## [Exercise directions]
Give a verbatim quotation of every record.

## [Input for this task]
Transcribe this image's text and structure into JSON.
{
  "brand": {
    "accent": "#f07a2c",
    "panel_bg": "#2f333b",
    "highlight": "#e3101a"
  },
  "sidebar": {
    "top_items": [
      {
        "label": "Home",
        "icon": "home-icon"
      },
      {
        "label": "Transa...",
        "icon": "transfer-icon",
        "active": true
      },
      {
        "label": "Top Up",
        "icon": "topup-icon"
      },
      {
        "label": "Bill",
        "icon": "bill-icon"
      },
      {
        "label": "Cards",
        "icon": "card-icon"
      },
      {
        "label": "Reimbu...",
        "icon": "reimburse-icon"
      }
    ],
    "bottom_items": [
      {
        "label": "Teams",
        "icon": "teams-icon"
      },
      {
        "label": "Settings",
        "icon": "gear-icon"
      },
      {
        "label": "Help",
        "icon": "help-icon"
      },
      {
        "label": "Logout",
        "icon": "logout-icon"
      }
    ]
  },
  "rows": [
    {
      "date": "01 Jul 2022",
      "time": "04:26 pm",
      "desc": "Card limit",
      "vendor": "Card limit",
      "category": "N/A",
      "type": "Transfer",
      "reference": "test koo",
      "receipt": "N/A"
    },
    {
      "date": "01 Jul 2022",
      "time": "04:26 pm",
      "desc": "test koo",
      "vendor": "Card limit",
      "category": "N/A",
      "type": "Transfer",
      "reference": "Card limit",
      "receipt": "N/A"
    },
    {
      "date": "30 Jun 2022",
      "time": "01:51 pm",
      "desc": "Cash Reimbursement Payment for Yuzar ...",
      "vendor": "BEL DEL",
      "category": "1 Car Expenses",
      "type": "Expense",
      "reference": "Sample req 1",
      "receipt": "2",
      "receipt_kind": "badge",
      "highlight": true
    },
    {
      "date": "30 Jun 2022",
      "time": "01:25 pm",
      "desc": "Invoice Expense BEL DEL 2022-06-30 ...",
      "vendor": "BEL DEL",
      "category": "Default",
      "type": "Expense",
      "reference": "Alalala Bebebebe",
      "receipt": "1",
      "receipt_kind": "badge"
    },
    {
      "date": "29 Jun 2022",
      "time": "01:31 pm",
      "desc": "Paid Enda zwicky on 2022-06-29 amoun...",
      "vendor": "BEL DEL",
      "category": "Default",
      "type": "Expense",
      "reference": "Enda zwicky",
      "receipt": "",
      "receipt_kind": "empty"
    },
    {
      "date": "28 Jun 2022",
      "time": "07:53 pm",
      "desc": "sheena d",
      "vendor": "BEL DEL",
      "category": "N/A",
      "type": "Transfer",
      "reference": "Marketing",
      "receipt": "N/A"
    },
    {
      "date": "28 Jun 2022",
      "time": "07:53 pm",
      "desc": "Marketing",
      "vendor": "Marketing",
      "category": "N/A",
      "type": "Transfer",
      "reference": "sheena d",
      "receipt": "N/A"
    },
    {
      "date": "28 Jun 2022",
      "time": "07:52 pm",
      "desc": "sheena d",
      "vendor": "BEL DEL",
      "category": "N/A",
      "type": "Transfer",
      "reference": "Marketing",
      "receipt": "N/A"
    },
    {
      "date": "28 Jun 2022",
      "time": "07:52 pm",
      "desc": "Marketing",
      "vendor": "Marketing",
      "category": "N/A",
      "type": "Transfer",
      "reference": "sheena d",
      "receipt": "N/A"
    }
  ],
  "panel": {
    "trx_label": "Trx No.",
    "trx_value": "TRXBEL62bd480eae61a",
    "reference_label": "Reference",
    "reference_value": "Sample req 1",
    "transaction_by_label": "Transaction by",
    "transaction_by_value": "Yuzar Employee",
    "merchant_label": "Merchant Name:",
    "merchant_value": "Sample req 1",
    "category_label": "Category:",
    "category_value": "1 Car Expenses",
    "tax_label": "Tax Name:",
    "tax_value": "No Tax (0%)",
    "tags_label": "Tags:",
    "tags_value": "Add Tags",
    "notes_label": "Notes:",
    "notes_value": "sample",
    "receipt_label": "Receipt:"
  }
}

## [Result]
Transcribe this image's text and structure into JSON.
{
  "brand": {
    "accent": "#f07a2c",
    "panel_bg": "#2f333b",
    "highlight": "#e3101a"
  },
  "sidebar": {
    "top_items": [
      {
        "label": "Home",
        "icon": "home-icon"
      },
      {
        "label": "Transa...",
        "icon": "transfer-icon",
        "active": true
      },
      {
        "label": "Top Up",
        "icon": "topup-icon"
      },
      {
        "label": "Bill",
        "icon": "bill-icon"
      },
      {
        "label": "Cards",
        "icon": "card-icon"
      },
      {
        "label": "Reimbu...",
        "icon": "reimburse-icon"
      }
    ],
    "bottom_items": [
      {
        "label": "Teams",
        "icon": "teams-icon"
      },
      {
        "label": "Settings",
        "icon": "gear-icon"
      },
      {
        "label": "Help",
        "icon": "help-icon"
      },
      {
        "label": "Logout",
        "icon": "logout-icon"
      }
    ]
  },
  "rows": [
    {
      "date": "01 Jul 2022",
      "time": "04:26 pm",
      "desc": "Card limit",
      "vendor": "Card limit",
      "category": "N/A",
      "type": "Transfer",
      "reference": "test koo",
      "receipt": "N/A"
    },
    {
      "date": "01 Jul 2022",
      "time": "04:26 pm",
      "desc": "test koo",
      "vendor": "Card limit",
      "category": "N/A",
      "type": "Transfer",
      "reference": "Card limit",
      "receipt": "N/A"
    },
    {
      "date": "30 Jun 2022",
      "time": "01:51 pm",
      "desc": "Cash Reimbursement Payment for Yuzar ...",
      "vendor": "BEL DEL",
      "category": "1 Car Expenses",
      "type": "Expense",
      "reference": "Sample req 1",
      "receipt": "2",
      "receipt_kind": "badge",
      "highlight": true
    },
    {
      "date": "30 Jun 2022",
      "time": "01:25 pm",
      "desc": "Invoice Expense BEL DEL 2022-06-30 ...",
      "vendor": "BEL DEL",
      "category": "Default",
      "type": "Expense",
      "reference": "Alalala Bebebebe",
      "receipt": "1",
      "receipt_kind": "badge"
    },
    {
      "date": "29 Jun 2022",
      "time": "01:31 pm",
      "desc": "Paid Enda zwicky on 2022-06-29 amoun...",
      "vendor": "BEL DEL",
      "category": "Default",
      "type": "Expense",
      "reference": "Enda zwicky",
      "receipt": "",
      "receipt_kind": "empty"
    },
    {
      "date": "28 Jun 2022",
      "time": "07:53 pm",
      "desc": "sheena d",
      "vendor": "BEL DEL",
      "category": "N/A",
      "type": "Transfer",
      "reference": "Marketing",
      "receipt": "N/A"
    },
    {
      "date": "28 Jun 2022",
      "time": "07:53 pm",
      "desc": "Marketing",
      "vendor": "Marketing",
      "category": "N/A",
      "type": "Transfer",
      "reference": "sheena d",
      "receipt": "N/A"
    },
    {
      "date": "28 Jun 2022",
      "time": "07:52 pm",
      "desc": "sheena d",
      "vendor": "BEL DEL",
      "category": "N/A",
      "type": "Transfer",
      "reference": "Marketing",
      "receipt": "N/A"
    },
    {
      "date": "28 Jun 2022",
      "time": "07:52 pm",
      "desc": "Marketing",
      "vendor": "Marketing",
      "category": "N/A",
      "type": "Transfer",
      "reference": "sheena d",
      "receipt": "N/A"
    }
  ],
  "panel": {
    "trx_label": "Trx No.",
    "trx_value": "TRXBEL62bd480eae61a",
    "reference_label": "Reference",
    "reference_value": "Sample req 1",
    "transaction_by_label": "Transaction by",
    "transaction_by_value": "Yuzar Employee",
    "merchant_label": "Merchant Name:",
    "merchant_value": "Sample req 1",
    "category_label": "Category:",
    "category_value": "1 Car Expenses",
    "tax_label": "Tax Name:",
    "tax_value": "No Tax (0%)",
    "tags_label": "Tags:",
    "tags_value": "Add Tags",
    "notes_label": "Notes:",
    "notes_value": "sample",
    "receipt_label": "Receipt:"
  }
}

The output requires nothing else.